Cardoso et al. [64] classified six GFEs using MLP. They used eight points $(x_i,y_i)$ of the face, which together with the distances between them, formed the characteristics of the GFE. For the experiment, they used the user-dependent model and the user-independent mode. The results of the experiments were presented as accuracy.

Our work differs from previous work, as we consider different subsets of the feature vector (extracted from the Libra sign dataset) as independent feature vectors to take advantage of fusion techniques (such as soft voting). As we have shown, such a strategy has not been explored in previous works. Additionally, in user-dependent experiments (see Section 5), we used the same sliding window size for all GFE studied here, unlike previous works.

4. Method and Materials

The approach we propose is illustrated in Figure 1. It takes advantage of the data fusion strategy in a context where a sequence of data over time maintains a meaning for a given period, such as GFE. This approach consists of four steps that we describe below:

In step 1, we extract from the raw data (for example, the X, Y, and Z coordinates that represent the human face in each unit of time, for a given period of time) three features (such as distances, angles, and Zs, which have been used with good results in this task [37]). Formally, let $FE=(p_1,\dots ,p_n)$ be a set of n points that represent a facial expression with $p_i=(X_i,Y_i,Z_i)\in {\mathbb{R}}^3$ for $i=1,\dots ,n$. Then, taking the X and Y of some $FE$ points, we define a set of pairs of points (from which we calculate the Euclidean distances) as $PP=\{p{p}_1,\dots ,p{p}_l\}$ for a given l, where $p{p}_k=\{(X_{(k\ast 2)-1},Y_{(k\ast 2)-1}),$$(X_{k\ast 2},Y_{k\ast 2})\}$ for $k=1,\dots ,l$. Therefore, the Euclidean distance feature is defined as the set $DF=(d_1,\dots ,d_l)$ where the Euclidian distance $d_k=ED\left(p{p}_k\right)$ (see Equation (1)).

Source records »
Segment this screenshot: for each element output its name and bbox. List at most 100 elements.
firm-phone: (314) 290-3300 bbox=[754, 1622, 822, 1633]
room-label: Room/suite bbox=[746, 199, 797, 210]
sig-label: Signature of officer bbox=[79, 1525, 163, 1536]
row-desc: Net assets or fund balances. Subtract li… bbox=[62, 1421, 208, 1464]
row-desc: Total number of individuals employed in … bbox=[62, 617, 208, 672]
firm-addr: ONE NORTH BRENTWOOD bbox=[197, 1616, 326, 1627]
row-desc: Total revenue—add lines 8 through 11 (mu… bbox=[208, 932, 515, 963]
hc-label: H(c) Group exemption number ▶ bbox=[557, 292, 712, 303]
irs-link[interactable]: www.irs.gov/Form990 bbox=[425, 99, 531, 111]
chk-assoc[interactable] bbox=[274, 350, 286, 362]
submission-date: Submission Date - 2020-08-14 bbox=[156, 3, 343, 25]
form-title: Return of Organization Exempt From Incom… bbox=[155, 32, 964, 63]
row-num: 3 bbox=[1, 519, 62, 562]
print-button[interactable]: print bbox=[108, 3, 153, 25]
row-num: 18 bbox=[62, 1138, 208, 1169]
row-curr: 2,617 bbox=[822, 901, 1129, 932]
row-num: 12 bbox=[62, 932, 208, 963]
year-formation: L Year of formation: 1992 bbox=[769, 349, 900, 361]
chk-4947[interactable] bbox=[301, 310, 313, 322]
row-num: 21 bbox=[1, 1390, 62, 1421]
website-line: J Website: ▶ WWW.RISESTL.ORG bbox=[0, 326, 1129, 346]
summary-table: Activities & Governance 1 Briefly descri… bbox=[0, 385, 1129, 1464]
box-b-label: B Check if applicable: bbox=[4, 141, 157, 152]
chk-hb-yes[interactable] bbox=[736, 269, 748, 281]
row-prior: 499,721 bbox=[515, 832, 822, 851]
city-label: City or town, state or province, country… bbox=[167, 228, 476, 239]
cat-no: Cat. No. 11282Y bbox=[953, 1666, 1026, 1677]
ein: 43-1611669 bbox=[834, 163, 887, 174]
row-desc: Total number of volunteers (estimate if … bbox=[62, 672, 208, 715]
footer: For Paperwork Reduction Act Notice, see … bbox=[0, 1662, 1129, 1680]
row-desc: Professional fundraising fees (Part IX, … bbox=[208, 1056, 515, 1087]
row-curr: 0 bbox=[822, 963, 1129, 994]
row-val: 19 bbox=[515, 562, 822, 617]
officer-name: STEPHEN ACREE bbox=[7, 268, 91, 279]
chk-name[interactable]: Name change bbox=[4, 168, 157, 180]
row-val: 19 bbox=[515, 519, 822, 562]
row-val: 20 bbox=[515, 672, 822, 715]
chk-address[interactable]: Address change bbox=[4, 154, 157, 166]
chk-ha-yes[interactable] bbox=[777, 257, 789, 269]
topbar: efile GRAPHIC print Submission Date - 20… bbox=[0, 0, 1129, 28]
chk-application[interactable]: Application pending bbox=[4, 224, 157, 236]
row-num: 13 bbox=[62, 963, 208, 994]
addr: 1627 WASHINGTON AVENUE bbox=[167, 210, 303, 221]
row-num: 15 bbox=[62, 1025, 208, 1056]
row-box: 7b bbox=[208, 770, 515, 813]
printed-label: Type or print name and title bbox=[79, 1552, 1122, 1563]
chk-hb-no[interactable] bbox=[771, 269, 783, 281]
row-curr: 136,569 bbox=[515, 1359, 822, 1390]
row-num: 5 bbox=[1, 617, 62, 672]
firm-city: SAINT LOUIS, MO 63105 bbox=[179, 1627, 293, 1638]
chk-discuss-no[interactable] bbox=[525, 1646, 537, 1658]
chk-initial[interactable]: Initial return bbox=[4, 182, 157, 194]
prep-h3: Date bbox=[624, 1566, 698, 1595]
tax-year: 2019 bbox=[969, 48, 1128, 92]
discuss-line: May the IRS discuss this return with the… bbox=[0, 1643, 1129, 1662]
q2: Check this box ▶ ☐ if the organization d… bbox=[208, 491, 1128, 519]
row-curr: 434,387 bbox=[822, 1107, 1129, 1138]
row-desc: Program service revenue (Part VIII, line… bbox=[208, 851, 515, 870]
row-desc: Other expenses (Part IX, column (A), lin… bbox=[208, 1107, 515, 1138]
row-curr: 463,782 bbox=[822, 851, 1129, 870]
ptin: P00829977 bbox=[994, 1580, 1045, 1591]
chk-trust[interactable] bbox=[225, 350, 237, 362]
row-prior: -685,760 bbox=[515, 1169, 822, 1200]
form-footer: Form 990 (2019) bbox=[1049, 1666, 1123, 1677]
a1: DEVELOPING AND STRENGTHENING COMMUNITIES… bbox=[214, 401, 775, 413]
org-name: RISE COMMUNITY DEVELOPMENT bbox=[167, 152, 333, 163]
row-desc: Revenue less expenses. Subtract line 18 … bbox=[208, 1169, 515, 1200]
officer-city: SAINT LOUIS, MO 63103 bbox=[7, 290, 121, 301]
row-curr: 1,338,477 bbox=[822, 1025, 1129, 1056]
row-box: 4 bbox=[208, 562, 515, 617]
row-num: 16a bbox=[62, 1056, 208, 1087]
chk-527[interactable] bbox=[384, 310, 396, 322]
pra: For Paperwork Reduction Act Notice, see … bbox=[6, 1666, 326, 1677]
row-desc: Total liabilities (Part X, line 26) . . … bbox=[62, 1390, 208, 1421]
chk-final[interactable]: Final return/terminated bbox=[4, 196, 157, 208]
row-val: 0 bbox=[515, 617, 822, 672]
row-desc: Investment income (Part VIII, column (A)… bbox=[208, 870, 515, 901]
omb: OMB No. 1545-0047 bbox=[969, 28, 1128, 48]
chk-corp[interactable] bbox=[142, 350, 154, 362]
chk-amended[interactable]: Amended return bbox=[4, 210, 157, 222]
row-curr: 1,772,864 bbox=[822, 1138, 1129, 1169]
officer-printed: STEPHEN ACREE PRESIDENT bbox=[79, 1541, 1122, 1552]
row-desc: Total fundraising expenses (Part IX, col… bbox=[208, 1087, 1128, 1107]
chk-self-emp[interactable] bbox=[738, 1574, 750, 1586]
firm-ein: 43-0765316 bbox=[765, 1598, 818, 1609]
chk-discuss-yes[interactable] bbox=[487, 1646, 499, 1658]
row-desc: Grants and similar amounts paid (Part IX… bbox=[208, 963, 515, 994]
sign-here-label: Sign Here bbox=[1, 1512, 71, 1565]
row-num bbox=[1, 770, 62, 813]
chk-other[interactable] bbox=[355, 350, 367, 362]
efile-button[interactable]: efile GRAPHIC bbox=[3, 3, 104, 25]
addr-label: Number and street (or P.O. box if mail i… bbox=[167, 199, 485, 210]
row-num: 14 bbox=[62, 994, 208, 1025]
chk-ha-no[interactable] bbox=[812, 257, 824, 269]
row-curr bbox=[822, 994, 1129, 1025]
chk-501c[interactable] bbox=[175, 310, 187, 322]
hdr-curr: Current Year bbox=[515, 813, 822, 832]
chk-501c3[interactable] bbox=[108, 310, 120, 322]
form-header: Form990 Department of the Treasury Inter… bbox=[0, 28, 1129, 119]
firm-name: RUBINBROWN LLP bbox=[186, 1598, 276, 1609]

PROBLEM SET »
**A)** Summarize the GFE passage in two sentences.
**B)** Write what follows next in the GFE passage.

THE ANSWERS »
**A)** Cardoso et al. classified six GFEs with an MLP, using eight facial points and the distances between them, testing user-dependent and user-independent models, and reporting results as accuracy. The proposed approach differs by treating subsets of the feature vector from the Libra sign dataset as independent feature vectors so that fusion techniques such as soft voting can be used, and its first step extracts distance, angle, and Z features from raw facial coordinates.

**B)**
$$ED\left(p{p}_k\right)=\sqrt{|X_{(k\ast 2)-1}-X_{i\ast 2}{|}^2+{|Y_{(k\ast 2)-1}-Y_{i\ast 2}|}^2}$$

(1)

Additionally, taking the X and Y of the $FE$ points, we define a set, whose elements are formed by three points, from which we calculate angles. This set is $PPP=\{pp{p}_1,\dots ,pp{p}_m\}$ for $m<n$, where $pp{p}_j=\left\{\right(X_{(j\ast 3)-2},$$Y_{(j\ast 3)-2}),(X_{(j\ast 3)-1},Y_{(j\ast 3)-1}),$$(X_{j\ast 3},Y_{i\ast 3})\}$ for $j=1,$$\dots ,m$. Therefore, the angle feature is defined as the set $AF=(a_1,\dots ,a_m)$, where $a_j=AN\left(pp{p}_j\right)$ (see Equation (2)).

$$AN\left(pp{p}_j\right)=ta{n}^{-1}\left[\frac{\frac{Y_{(j\ast 3)-2}-Y_{(j\ast 3)-1}}{X_{(j\ast 3)-2}-X_{(j\ast 3)-1}}-\frac{Y_{(j\ast 3)-1}-Y_{i\ast 3}}{X_{(j\ast 3)-1}-X_{j\ast 3}}}{1+\frac{Y_{(j\ast 3)-1}-Y_{i\ast 3}}{X_{(j\ast 3)-1}-X_{j\ast 3}}-\frac{Y_{(j\ast 3)-2}-Y_{(j\ast 3)-1}}{X_{(j\ast 3)-2}-X_{(j\ast 3)-1}}}\right]$$

(2)

Taking as reference the non-repeated PP points, we take their corresponding Zs located in the FE set and define the set $ZF=(Z_1,\dots ,Z_{ll})$, which corresponds to the third feature, where $ll⩽l$.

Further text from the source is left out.